• SHORT TASK:
Bring together all lines of the material below that contain the string "Sonnenstunden".

• STORED RECORDS:
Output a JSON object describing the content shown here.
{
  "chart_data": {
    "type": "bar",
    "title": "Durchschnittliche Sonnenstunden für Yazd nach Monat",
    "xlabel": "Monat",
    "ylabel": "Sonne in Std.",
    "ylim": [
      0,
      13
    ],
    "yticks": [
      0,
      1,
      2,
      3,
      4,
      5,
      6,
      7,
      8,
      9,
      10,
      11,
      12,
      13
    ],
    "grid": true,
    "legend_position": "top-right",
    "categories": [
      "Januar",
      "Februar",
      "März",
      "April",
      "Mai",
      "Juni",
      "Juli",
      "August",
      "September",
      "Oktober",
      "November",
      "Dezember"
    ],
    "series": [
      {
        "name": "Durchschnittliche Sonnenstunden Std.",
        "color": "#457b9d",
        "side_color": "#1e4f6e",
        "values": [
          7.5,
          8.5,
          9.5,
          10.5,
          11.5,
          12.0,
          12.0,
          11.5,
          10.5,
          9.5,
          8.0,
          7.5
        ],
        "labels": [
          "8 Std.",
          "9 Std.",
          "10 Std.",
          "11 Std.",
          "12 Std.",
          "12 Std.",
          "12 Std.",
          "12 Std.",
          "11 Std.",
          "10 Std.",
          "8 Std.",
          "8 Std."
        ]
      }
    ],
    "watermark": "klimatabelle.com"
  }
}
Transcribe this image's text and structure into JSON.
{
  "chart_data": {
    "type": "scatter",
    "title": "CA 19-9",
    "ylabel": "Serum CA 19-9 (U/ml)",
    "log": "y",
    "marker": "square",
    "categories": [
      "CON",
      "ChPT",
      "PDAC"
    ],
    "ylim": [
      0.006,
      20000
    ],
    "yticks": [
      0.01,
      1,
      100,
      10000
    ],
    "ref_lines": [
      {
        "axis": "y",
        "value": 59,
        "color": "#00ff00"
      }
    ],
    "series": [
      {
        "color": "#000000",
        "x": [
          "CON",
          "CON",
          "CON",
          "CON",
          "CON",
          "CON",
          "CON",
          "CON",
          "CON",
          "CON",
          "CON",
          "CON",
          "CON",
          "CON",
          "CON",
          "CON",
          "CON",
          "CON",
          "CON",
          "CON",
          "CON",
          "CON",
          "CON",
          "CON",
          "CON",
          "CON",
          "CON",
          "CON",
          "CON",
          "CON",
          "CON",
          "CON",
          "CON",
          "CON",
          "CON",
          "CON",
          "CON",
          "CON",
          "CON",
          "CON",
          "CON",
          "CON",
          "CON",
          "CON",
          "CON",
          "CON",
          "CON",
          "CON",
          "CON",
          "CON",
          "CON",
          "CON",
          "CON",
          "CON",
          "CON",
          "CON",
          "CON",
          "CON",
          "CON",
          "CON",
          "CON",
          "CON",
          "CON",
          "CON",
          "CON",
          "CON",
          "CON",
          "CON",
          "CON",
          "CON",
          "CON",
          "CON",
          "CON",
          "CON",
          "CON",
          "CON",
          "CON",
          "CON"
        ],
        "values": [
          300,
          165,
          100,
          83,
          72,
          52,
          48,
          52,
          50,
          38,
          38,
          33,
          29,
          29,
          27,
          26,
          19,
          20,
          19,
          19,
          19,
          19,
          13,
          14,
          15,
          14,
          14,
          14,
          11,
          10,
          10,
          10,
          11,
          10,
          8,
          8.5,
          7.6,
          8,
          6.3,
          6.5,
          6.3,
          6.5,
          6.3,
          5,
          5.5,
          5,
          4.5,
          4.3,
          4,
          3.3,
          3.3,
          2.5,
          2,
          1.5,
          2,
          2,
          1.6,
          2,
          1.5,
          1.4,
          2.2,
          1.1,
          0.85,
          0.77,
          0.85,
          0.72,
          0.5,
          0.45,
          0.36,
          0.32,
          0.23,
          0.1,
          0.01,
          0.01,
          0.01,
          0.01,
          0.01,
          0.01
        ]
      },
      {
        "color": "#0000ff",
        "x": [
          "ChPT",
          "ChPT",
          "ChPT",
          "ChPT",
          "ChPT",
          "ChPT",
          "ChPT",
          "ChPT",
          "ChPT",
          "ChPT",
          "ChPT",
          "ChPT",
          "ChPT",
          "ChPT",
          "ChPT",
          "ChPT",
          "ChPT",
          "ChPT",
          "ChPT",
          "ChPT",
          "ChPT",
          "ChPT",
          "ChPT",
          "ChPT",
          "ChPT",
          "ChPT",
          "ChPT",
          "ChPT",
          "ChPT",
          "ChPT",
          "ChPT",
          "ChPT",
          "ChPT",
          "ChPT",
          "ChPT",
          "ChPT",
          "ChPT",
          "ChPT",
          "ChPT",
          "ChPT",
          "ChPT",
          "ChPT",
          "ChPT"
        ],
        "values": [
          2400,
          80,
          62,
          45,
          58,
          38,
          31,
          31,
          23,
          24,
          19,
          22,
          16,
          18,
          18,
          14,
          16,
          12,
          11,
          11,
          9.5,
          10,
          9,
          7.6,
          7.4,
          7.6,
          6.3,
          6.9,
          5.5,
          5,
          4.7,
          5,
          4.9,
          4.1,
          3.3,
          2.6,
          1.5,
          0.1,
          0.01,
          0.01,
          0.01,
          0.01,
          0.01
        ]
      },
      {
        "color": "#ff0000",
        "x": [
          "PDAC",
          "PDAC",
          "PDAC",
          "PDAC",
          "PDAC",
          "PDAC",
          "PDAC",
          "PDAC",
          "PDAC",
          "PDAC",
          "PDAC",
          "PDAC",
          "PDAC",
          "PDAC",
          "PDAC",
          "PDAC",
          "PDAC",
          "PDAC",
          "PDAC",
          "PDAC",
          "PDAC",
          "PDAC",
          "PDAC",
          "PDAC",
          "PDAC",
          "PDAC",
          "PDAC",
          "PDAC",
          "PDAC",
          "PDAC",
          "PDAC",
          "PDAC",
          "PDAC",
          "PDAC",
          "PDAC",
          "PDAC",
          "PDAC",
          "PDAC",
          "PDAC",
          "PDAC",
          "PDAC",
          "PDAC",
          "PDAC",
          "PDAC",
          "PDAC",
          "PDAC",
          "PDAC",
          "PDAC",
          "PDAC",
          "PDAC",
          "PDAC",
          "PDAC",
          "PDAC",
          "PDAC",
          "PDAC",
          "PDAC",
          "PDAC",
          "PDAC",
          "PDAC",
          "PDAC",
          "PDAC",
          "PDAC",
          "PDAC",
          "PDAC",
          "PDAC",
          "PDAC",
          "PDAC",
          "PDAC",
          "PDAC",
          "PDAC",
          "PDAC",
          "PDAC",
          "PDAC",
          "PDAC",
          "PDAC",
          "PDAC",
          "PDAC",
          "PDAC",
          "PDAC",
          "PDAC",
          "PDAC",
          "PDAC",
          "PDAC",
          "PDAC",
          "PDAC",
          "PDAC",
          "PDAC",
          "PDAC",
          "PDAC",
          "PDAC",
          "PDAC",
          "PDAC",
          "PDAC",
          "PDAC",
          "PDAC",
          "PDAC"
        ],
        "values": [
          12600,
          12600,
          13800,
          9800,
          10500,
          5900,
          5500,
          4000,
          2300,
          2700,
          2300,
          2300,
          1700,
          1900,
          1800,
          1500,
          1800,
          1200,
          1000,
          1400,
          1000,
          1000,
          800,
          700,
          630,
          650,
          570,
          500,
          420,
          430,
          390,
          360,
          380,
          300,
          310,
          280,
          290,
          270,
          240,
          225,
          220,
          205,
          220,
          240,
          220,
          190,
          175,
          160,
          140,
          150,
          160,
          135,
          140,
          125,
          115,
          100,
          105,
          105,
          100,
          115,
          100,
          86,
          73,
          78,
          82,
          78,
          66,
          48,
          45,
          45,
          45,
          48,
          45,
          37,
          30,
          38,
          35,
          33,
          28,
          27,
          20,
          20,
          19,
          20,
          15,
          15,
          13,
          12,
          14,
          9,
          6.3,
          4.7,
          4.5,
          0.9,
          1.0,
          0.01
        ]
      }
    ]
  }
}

• SOLUTION TO THE EXERCISE:
    "title": "Durchschnittliche Sonnenstunden für Yazd nach Monat",
        "name": "Durchschnittliche Sonnenstunden Std.",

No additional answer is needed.